-- WHAT IS BEING ASKED --
Transcribe the listing in full, excluding any pictures.
══ GIVEN RECORDS ══
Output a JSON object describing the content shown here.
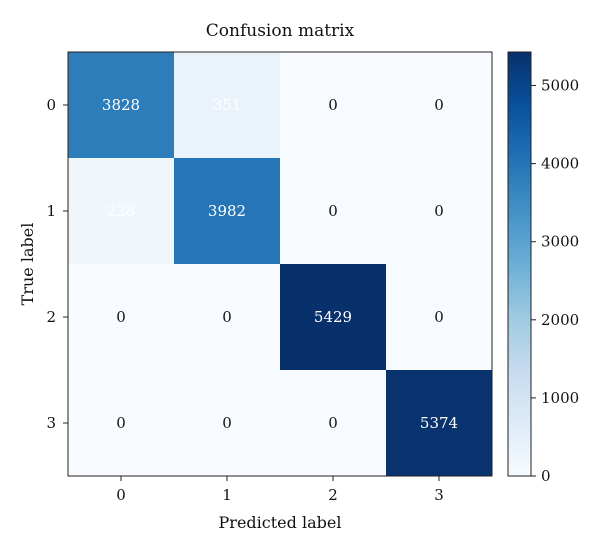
{
  "chart_data": {
    "type": "heatmap",
    "title": "Confusion matrix",
    "xlabel": "Predicted label",
    "ylabel": "True label",
    "x_categories": [
      "0",
      "1",
      "2",
      "3"
    ],
    "y_categories": [
      "0",
      "1",
      "2",
      "3"
    ],
    "values": [
      [
        3828,
        351,
        0,
        0
      ],
      [
        228,
        3982,
        0,
        0
      ],
      [
        0,
        0,
        5429,
        0
      ],
      [
        0,
        0,
        0,
        5374
      ]
    ],
    "colorbar": {
      "range": [
        0,
        5429
      ],
      "ticks": [
        0,
        1000,
        2000,
        3000,
        4000,
        5000
      ],
      "tick_labels": [
        "0",
        "1000",
        "2000",
        "3000",
        "4000",
        "5000"
      ],
      "colormap": "Blues"
    },
    "colors": {
      "low": "#f7fbff",
      "high": "#08306b"
    }
  }
}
═══
-- THE OUTPUT --
Output a JSON object describing the content shown here.
{
  "chart_data": {
    "type": "heatmap",
    "title": "Confusion matrix",
    "xlabel": "Predicted label",
    "ylabel": "True label",
    "x_categories": [
      "0",
      "1",
      "2",
      "3"
    ],
    "y_categories": [
      "0",
      "1",
      "2",
      "3"
    ],
    "values": [
      [
        3828,
        351,
        0,
        0
      ],
      [
        228,
        3982,
        0,
        0
      ],
      [
        0,
        0,
        5429,
        0
      ],
      [
        0,
        0,
        0,
        5374
      ]
    ],
    "colorbar": {
      "range": [
        0,
        5429
      ],
      "ticks": [
        0,
        1000,
        2000,
        3000,
        4000,
        5000
      ],
      "tick_labels": [
        "0",
        "1000",
        "2000",
        "3000",
        "4000",
        "5000"
      ],
      "colormap": "Blues"
    },
    "colors": {
      "low": "#f7fbff",
      "high": "#08306b"
    }
  }
}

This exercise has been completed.